→ WHAT YOU HAVE TO DO
Copy out all lines where "tips" appears.

→ LISTED RECORDS
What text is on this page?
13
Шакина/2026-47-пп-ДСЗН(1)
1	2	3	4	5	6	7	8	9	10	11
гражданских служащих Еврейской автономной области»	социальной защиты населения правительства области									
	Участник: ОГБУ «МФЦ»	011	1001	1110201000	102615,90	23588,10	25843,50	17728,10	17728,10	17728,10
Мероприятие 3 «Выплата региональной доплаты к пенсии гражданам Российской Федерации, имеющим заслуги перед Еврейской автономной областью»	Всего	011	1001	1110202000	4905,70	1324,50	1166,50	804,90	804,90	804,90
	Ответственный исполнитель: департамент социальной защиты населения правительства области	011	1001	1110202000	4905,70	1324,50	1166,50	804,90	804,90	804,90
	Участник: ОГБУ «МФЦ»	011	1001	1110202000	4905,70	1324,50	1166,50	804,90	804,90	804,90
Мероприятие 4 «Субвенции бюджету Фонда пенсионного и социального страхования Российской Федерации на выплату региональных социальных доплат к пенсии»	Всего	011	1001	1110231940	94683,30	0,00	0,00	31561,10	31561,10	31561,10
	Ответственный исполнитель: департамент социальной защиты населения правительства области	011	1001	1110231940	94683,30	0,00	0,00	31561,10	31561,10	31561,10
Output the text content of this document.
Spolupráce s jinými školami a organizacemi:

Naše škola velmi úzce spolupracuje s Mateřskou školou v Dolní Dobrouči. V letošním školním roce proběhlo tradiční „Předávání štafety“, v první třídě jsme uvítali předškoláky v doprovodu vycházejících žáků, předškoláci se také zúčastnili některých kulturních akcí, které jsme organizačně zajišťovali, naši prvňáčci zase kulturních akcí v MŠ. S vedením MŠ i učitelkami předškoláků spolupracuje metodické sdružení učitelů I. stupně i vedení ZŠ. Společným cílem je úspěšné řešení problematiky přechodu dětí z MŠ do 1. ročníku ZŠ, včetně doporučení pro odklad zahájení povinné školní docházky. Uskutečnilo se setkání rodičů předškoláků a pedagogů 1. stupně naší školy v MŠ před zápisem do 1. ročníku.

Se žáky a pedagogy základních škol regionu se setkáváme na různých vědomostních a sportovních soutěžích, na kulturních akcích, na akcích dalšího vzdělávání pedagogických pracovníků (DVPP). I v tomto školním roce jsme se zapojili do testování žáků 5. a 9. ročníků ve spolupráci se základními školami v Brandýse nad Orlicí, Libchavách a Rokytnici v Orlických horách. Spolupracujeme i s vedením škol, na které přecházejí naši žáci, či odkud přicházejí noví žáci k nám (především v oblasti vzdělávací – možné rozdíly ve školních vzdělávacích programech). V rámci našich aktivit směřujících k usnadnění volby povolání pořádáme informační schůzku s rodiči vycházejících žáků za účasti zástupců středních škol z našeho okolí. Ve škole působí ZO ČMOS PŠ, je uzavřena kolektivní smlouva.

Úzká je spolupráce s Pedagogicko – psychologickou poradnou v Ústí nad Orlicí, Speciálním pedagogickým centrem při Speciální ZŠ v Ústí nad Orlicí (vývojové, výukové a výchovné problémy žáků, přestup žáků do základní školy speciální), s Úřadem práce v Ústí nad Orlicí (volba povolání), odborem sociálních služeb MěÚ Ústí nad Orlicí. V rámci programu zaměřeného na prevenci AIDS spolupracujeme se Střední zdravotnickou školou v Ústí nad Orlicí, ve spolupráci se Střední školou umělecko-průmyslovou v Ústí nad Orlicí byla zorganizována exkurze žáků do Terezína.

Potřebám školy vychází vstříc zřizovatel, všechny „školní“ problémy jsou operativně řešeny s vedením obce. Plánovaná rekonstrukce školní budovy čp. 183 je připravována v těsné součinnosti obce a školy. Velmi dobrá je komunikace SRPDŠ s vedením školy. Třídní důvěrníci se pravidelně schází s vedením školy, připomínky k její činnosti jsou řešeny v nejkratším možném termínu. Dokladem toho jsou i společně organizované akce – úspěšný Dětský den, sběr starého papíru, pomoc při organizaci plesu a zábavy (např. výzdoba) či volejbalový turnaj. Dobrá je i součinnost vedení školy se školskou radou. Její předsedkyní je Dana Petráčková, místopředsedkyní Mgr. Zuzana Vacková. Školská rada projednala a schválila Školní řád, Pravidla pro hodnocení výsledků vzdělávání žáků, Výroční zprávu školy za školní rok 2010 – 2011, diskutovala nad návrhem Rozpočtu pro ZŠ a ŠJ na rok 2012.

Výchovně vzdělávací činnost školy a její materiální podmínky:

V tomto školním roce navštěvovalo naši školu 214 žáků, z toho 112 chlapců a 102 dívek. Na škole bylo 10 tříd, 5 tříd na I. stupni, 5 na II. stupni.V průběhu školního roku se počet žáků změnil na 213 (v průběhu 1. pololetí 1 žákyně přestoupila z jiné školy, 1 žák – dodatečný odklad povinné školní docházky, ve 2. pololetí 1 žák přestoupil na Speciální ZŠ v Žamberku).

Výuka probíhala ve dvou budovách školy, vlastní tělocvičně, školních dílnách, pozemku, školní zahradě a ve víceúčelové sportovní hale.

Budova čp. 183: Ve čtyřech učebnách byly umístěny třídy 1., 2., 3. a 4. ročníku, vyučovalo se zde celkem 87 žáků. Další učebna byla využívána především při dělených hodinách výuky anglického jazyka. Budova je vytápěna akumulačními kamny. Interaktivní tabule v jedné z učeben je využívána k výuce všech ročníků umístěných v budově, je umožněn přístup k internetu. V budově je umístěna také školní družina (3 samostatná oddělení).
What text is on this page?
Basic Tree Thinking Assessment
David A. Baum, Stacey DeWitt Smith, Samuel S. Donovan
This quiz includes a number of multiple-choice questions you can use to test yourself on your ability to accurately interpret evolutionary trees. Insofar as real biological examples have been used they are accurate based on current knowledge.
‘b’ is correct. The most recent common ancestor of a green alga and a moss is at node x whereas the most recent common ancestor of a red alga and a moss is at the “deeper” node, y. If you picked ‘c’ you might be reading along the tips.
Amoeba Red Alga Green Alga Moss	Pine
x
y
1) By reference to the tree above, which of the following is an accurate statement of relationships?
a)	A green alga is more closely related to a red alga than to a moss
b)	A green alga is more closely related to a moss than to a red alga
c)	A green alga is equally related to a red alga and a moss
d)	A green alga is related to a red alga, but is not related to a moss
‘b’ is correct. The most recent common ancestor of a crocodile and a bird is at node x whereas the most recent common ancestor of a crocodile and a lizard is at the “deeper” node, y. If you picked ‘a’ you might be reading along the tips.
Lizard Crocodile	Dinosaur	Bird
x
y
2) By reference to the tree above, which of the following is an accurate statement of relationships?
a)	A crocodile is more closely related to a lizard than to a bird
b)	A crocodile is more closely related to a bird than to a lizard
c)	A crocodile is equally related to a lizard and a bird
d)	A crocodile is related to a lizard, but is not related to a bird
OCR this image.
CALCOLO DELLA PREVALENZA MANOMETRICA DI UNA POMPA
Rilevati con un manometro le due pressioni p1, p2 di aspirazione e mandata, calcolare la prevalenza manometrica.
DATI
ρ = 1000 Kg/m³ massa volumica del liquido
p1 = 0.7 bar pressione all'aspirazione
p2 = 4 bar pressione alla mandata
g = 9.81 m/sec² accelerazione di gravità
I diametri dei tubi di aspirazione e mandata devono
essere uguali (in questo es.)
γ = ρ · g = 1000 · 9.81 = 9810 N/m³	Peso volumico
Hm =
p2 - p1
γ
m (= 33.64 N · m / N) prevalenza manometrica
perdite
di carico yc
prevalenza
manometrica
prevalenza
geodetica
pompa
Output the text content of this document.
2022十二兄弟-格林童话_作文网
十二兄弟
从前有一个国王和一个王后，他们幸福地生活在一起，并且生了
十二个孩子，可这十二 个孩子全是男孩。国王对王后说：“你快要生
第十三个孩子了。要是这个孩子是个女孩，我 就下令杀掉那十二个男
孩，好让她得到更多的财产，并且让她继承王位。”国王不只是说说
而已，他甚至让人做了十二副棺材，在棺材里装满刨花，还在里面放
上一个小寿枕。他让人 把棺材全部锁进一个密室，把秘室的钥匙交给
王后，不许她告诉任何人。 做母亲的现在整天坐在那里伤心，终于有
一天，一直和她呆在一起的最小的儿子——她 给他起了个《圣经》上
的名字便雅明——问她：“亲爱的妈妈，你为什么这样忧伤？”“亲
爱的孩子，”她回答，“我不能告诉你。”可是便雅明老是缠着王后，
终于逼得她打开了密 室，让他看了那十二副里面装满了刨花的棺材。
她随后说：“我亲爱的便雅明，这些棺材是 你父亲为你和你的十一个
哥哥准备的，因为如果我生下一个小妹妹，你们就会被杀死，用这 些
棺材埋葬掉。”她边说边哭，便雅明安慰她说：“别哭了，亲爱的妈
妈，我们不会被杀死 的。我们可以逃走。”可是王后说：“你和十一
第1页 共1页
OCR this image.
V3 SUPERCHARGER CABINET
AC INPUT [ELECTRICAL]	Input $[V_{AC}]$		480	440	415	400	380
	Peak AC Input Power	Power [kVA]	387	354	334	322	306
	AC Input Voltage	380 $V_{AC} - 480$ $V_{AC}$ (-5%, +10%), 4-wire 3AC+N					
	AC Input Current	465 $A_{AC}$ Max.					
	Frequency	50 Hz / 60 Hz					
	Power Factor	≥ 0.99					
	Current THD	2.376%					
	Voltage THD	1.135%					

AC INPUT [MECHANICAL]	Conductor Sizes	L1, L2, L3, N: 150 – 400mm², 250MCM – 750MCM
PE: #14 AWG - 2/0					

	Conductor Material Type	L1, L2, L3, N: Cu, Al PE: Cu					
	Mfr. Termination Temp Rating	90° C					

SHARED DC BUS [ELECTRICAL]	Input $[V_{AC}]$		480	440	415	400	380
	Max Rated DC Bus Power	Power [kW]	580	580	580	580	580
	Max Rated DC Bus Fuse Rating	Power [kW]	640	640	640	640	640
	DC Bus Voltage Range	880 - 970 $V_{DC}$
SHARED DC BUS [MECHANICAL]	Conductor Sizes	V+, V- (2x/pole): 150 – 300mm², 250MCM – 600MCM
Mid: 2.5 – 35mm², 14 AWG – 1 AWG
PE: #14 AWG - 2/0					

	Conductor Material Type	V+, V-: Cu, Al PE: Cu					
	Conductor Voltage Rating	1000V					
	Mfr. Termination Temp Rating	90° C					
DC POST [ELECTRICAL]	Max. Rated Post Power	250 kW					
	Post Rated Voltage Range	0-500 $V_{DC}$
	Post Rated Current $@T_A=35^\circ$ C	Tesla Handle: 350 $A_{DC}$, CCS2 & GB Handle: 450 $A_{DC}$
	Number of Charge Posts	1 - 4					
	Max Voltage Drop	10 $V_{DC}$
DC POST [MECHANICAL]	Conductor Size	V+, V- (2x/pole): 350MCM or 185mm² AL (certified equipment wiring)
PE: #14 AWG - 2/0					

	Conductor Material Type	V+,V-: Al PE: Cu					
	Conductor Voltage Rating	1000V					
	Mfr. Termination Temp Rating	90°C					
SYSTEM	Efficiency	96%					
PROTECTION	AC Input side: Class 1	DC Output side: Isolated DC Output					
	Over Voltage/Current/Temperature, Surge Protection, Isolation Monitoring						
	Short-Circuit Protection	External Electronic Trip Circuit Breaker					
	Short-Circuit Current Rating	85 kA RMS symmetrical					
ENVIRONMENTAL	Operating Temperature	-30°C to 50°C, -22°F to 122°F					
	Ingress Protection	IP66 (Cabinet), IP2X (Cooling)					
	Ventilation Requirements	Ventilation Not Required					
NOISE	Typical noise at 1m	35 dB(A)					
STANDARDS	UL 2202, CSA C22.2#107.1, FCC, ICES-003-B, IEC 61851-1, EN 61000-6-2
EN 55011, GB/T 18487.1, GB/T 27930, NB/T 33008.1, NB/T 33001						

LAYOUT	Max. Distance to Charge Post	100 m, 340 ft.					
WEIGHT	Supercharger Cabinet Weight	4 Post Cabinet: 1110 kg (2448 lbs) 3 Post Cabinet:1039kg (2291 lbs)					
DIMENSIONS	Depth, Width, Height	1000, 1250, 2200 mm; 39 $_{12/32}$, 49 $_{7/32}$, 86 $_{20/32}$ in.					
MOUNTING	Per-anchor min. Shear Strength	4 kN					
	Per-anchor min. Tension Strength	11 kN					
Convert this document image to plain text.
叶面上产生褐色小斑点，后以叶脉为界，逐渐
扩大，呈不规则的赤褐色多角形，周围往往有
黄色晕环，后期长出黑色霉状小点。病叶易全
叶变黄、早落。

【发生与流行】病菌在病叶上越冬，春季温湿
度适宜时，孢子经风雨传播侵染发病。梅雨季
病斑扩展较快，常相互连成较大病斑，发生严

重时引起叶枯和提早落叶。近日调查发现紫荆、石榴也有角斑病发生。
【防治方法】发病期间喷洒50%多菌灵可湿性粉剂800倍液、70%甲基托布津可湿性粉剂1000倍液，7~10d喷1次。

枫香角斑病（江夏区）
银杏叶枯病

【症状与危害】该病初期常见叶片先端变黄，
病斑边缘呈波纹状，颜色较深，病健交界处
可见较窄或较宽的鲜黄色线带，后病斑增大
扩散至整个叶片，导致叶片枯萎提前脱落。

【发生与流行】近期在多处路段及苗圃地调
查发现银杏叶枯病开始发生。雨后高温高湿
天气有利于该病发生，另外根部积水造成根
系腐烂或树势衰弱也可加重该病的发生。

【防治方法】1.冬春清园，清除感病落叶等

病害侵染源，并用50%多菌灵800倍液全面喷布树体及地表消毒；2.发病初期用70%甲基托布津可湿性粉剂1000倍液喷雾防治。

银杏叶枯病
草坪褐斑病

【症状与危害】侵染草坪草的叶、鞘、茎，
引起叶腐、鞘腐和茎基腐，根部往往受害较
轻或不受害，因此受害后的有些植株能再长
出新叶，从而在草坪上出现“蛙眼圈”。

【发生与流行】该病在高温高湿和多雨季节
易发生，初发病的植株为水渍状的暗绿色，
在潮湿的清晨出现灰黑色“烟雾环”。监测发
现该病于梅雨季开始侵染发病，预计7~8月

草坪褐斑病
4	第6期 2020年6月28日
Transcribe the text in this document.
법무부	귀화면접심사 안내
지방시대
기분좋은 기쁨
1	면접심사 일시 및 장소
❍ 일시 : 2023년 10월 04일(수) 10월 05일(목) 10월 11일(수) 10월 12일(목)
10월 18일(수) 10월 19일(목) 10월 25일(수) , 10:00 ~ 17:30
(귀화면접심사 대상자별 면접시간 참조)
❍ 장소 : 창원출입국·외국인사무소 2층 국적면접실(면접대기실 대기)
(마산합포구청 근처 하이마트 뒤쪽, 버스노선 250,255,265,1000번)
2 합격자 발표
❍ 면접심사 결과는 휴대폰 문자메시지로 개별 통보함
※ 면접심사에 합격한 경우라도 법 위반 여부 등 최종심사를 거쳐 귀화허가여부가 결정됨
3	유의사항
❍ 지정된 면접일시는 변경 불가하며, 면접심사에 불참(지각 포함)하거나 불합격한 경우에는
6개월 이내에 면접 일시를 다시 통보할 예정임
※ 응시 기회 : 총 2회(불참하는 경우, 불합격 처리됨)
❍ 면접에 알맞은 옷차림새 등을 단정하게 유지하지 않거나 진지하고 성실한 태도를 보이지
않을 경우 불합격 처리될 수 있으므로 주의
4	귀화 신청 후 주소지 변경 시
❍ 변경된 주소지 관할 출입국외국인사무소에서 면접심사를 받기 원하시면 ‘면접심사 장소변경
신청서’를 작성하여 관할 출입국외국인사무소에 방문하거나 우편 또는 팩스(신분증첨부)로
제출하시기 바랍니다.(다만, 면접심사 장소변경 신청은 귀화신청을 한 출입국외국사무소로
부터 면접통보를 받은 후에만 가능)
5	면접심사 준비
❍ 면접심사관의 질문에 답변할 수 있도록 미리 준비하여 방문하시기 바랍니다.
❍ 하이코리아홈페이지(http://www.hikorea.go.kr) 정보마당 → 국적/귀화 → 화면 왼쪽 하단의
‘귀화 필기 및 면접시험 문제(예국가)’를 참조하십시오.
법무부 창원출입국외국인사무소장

→ REPLY
‘b’ is correct. The most recent common ancestor of a green alga and a moss is at node x whereas the most recent common ancestor of a red alga and a moss is at the “deeper” node, y. If you picked ‘c’ you might be reading along the tips.
‘b’ is correct. The most recent common ancestor of a crocodile and a bird is at node x whereas the most recent common ancestor of a crocodile and a lizard is at the “deeper” node, y. If you picked ‘a’ you might be reading along the tips.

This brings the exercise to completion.